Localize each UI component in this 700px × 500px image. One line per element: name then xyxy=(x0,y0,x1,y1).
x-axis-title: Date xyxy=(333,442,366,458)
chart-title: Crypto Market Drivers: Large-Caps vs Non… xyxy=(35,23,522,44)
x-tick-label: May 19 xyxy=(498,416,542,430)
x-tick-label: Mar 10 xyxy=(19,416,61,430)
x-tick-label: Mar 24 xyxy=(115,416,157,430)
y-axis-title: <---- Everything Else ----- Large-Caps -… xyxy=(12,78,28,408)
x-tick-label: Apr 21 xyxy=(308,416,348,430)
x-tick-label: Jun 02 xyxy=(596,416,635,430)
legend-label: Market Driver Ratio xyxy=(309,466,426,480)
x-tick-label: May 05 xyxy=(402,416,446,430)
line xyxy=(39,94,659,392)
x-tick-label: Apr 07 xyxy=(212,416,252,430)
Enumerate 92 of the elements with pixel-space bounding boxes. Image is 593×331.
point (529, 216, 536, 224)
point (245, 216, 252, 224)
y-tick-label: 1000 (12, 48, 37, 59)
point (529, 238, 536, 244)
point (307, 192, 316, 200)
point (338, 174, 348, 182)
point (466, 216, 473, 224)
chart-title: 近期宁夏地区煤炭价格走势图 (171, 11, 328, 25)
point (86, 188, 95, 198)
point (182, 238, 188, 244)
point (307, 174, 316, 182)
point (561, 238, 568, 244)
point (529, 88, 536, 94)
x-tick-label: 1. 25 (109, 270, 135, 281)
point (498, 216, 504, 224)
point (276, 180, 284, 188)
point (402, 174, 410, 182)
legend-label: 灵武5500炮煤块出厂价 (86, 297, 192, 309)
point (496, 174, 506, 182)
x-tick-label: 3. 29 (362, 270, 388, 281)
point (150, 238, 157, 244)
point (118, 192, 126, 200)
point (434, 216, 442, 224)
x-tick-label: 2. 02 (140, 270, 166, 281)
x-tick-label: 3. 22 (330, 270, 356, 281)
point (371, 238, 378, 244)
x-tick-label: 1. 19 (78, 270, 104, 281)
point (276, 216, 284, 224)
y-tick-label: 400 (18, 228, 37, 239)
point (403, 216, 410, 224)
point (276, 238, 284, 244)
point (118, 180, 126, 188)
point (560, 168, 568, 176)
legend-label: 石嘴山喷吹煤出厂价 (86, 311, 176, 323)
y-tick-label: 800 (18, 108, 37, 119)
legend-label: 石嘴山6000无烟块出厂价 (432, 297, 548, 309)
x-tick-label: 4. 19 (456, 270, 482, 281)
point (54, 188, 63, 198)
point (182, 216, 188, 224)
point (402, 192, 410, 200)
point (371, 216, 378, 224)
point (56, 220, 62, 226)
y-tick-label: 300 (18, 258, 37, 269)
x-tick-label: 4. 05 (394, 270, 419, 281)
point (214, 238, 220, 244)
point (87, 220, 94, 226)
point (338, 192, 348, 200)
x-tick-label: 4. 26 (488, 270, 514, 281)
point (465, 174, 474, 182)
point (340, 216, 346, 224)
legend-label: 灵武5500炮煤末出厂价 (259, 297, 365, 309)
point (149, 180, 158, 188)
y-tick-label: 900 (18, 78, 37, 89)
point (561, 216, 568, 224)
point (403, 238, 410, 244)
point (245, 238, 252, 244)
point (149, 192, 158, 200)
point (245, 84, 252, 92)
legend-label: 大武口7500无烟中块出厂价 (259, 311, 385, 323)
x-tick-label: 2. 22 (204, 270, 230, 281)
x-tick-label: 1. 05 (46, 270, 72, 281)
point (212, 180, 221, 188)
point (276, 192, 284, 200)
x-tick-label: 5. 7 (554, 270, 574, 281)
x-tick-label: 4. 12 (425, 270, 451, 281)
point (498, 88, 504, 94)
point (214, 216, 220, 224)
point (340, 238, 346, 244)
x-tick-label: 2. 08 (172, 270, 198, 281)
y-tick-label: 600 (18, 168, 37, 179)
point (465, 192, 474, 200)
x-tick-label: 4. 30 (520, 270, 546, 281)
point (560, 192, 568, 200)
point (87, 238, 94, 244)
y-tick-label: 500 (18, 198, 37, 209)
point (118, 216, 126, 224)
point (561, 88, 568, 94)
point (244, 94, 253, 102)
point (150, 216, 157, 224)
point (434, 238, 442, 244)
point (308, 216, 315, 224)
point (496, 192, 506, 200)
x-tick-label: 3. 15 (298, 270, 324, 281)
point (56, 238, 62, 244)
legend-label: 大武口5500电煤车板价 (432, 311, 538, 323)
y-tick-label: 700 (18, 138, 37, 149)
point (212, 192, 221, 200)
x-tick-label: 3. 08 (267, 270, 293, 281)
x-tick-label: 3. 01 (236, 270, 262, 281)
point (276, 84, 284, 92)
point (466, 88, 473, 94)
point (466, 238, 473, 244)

• • • • •

## Description of the task
Rewrite every line of the entries above as a numbered list, leaving out any blank lines.

## Reply
1. Localize each UI component in this 700px × 500px image. One line per element: name then xyxy=(x0,y0,x1,y1).
2. x-axis-title: Date xyxy=(333,442,366,458)
3. chart-title: Crypto Market Drivers: Large-Caps vs Non… xyxy=(35,23,522,44)
4. x-tick-label: May 19 xyxy=(498,416,542,430)
5. x-tick-label: Mar 10 xyxy=(19,416,61,430)
6. x-tick-label: Mar 24 xyxy=(115,416,157,430)
7. y-axis-title: <---- Everything Else ----- Large-Caps -… xyxy=(12,78,28,408)
8. x-tick-label: Apr 21 xyxy=(308,416,348,430)
9. x-tick-label: Jun 02 xyxy=(596,416,635,430)
10. legend-label: Market Driver Ratio xyxy=(309,466,426,480)
11. x-tick-label: May 05 xyxy=(402,416,446,430)
12. line xyxy=(39,94,659,392)
13. x-tick-label: Apr 07 xyxy=(212,416,252,430)
14. Enumerate 92 of the elements with pixel-space bounding boxes. Image is 593×331.
15. point (529, 216, 536, 224)
16. point (245, 216, 252, 224)
17. y-tick-label: 1000 (12, 48, 37, 59)
18. point (529, 238, 536, 244)
19. point (307, 192, 316, 200)
20. point (338, 174, 348, 182)
21. point (466, 216, 473, 224)
22. chart-title: 近期宁夏地区煤炭价格走势图 (171, 11, 328, 25)
23. point (86, 188, 95, 198)
24. point (182, 238, 188, 244)
25. point (307, 174, 316, 182)
26. point (561, 238, 568, 244)
27. point (529, 88, 536, 94)
28. x-tick-label: 1. 25 (109, 270, 135, 281)
29. point (498, 216, 504, 224)
30. point (276, 180, 284, 188)
31. point (402, 174, 410, 182)
32. legend-label: 灵武5500炮煤块出厂价 (86, 297, 192, 309)
33. point (496, 174, 506, 182)
34. x-tick-label: 3. 29 (362, 270, 388, 281)
35. point (150, 238, 157, 244)
36. point (118, 192, 126, 200)
37. point (434, 216, 442, 224)
38. x-tick-label: 2. 02 (140, 270, 166, 281)
39. x-tick-label: 3. 22 (330, 270, 356, 281)
40. point (371, 238, 378, 244)
41. x-tick-label: 1. 19 (78, 270, 104, 281)
42. point (276, 216, 284, 224)
43. y-tick-label: 400 (18, 228, 37, 239)
44. point (403, 216, 410, 224)
45. point (276, 238, 284, 244)
46. point (118, 180, 126, 188)
47. point (560, 168, 568, 176)
48. legend-label: 石嘴山喷吹煤出厂价 (86, 311, 176, 323)
49. y-tick-label: 800 (18, 108, 37, 119)
50. legend-label: 石嘴山6000无烟块出厂价 (432, 297, 548, 309)
51. x-tick-label: 4. 19 (456, 270, 482, 281)
52. point (54, 188, 63, 198)
53. point (182, 216, 188, 224)
54. point (402, 192, 410, 200)
55. point (371, 216, 378, 224)
56. point (56, 220, 62, 226)
57. y-tick-label: 300 (18, 258, 37, 269)
58. x-tick-label: 4. 05 (394, 270, 419, 281)
59. point (214, 238, 220, 244)
60. point (87, 220, 94, 226)
61. point (338, 192, 348, 200)
62. x-tick-label: 4. 26 (488, 270, 514, 281)
63. point (465, 174, 474, 182)
64. point (340, 216, 346, 224)
65. legend-label: 灵武5500炮煤末出厂价 (259, 297, 365, 309)
66. point (149, 180, 158, 188)
67. y-tick-label: 900 (18, 78, 37, 89)
68. point (561, 216, 568, 224)
69. point (403, 238, 410, 244)
70. point (245, 238, 252, 244)
71. point (149, 192, 158, 200)
72. point (245, 84, 252, 92)
73. legend-label: 大武口7500无烟中块出厂价 (259, 311, 385, 323)
74. x-tick-label: 2. 22 (204, 270, 230, 281)
75. x-tick-label: 1. 05 (46, 270, 72, 281)
76. point (212, 180, 221, 188)
77. point (276, 192, 284, 200)
78. x-tick-label: 5. 7 (554, 270, 574, 281)
79. x-tick-label: 4. 12 (425, 270, 451, 281)
80. point (498, 88, 504, 94)
81. point (214, 216, 220, 224)
82. point (340, 238, 346, 244)
83. x-tick-label: 2. 08 (172, 270, 198, 281)
84. y-tick-label: 600 (18, 168, 37, 179)
85. point (465, 192, 474, 200)
86. x-tick-label: 4. 30 (520, 270, 546, 281)
87. point (560, 192, 568, 200)
88. point (87, 238, 94, 244)
89. y-tick-label: 500 (18, 198, 37, 209)
90. point (118, 216, 126, 224)
91. point (561, 88, 568, 94)
92. point (244, 94, 253, 102)
93. point (150, 216, 157, 224)
94. point (434, 238, 442, 244)
95. point (308, 216, 315, 224)
96. point (496, 192, 506, 200)
97. x-tick-label: 3. 15 (298, 270, 324, 281)
98. point (56, 238, 62, 244)
99. legend-label: 大武口5500电煤车板价 (432, 311, 538, 323)
100. y-tick-label: 700 (18, 138, 37, 149)
101. point (212, 192, 221, 200)
102. x-tick-label: 3. 08 (267, 270, 293, 281)
103. x-tick-label: 3. 01 (236, 270, 262, 281)
104. point (276, 84, 284, 92)
105. point (466, 88, 473, 94)
106. point (466, 238, 473, 244)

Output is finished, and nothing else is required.